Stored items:
-------

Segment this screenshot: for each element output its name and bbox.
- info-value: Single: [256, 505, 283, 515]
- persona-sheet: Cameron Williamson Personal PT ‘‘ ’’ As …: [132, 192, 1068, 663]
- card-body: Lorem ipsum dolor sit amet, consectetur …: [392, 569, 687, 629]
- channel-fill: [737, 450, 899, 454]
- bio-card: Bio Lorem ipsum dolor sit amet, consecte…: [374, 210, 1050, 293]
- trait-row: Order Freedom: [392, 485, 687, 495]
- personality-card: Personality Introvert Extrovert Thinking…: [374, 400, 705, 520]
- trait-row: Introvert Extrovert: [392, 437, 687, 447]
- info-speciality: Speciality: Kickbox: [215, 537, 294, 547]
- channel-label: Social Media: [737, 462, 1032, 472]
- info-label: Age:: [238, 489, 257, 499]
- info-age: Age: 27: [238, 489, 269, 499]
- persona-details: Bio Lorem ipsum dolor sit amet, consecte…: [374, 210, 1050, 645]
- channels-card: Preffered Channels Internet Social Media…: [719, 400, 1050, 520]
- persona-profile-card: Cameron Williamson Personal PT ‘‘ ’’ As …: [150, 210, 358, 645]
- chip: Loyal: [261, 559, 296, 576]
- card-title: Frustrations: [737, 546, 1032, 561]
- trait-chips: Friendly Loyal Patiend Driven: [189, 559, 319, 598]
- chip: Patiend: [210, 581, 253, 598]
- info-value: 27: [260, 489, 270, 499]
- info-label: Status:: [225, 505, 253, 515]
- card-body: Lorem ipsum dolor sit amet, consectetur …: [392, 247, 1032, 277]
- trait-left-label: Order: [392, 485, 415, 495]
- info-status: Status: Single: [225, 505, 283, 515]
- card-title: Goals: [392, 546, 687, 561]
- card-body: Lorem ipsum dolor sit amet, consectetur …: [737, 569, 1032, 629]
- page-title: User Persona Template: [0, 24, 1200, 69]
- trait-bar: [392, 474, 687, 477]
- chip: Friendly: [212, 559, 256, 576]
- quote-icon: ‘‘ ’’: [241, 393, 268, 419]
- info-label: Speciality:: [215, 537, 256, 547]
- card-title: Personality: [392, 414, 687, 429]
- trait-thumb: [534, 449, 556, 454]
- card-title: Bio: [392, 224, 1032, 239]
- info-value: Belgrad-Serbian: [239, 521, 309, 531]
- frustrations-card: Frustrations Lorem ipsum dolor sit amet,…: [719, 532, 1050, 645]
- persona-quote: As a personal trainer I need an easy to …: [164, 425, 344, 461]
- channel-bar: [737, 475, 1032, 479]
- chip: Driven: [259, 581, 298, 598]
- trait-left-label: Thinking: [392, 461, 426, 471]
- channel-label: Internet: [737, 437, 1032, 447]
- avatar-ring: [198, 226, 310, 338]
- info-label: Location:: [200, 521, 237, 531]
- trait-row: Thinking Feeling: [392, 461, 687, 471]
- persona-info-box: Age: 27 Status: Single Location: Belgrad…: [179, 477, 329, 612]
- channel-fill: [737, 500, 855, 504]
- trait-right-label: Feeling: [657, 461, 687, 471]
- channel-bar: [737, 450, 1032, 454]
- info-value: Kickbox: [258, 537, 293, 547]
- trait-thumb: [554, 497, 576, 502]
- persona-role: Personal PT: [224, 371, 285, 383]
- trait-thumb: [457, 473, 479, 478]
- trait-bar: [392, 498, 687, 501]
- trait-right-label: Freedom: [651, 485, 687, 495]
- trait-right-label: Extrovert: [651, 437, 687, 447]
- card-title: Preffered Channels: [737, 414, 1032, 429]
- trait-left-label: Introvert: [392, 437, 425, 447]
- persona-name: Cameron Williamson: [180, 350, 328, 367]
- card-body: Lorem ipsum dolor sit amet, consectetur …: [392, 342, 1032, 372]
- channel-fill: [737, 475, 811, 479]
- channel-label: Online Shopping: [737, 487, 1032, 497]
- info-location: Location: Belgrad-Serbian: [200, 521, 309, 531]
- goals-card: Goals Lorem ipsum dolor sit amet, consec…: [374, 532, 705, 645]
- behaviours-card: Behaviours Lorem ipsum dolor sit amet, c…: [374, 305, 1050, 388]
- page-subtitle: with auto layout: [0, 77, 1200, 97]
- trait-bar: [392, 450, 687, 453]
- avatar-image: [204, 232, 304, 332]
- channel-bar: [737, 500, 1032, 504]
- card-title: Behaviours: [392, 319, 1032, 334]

-------

What you should do ::
Copy the entries from the start through the line containing "- chip: Loyal: [261, 559, 296, 576]", including both ends, with nothing changed.

Exercise output ::
Segment this screenshot: for each element output its name and bbox.
- info-value: Single: [256, 505, 283, 515]
- persona-sheet: Cameron Williamson Personal PT ‘‘ ’’ As …: [132, 192, 1068, 663]
- card-body: Lorem ipsum dolor sit amet, consectetur …: [392, 569, 687, 629]
- channel-fill: [737, 450, 899, 454]
- bio-card: Bio Lorem ipsum dolor sit amet, consecte…: [374, 210, 1050, 293]
- trait-row: Order Freedom: [392, 485, 687, 495]
- personality-card: Personality Introvert Extrovert Thinking…: [374, 400, 705, 520]
- trait-row: Introvert Extrovert: [392, 437, 687, 447]
- info-speciality: Speciality: Kickbox: [215, 537, 294, 547]
- channel-label: Social Media: [737, 462, 1032, 472]
- info-label: Age:: [238, 489, 257, 499]
- info-age: Age: 27: [238, 489, 269, 499]
- persona-details: Bio Lorem ipsum dolor sit amet, consecte…: [374, 210, 1050, 645]
- channels-card: Preffered Channels Internet Social Media…: [719, 400, 1050, 520]
- persona-profile-card: Cameron Williamson Personal PT ‘‘ ’’ As …: [150, 210, 358, 645]
- chip: Loyal: [261, 559, 296, 576]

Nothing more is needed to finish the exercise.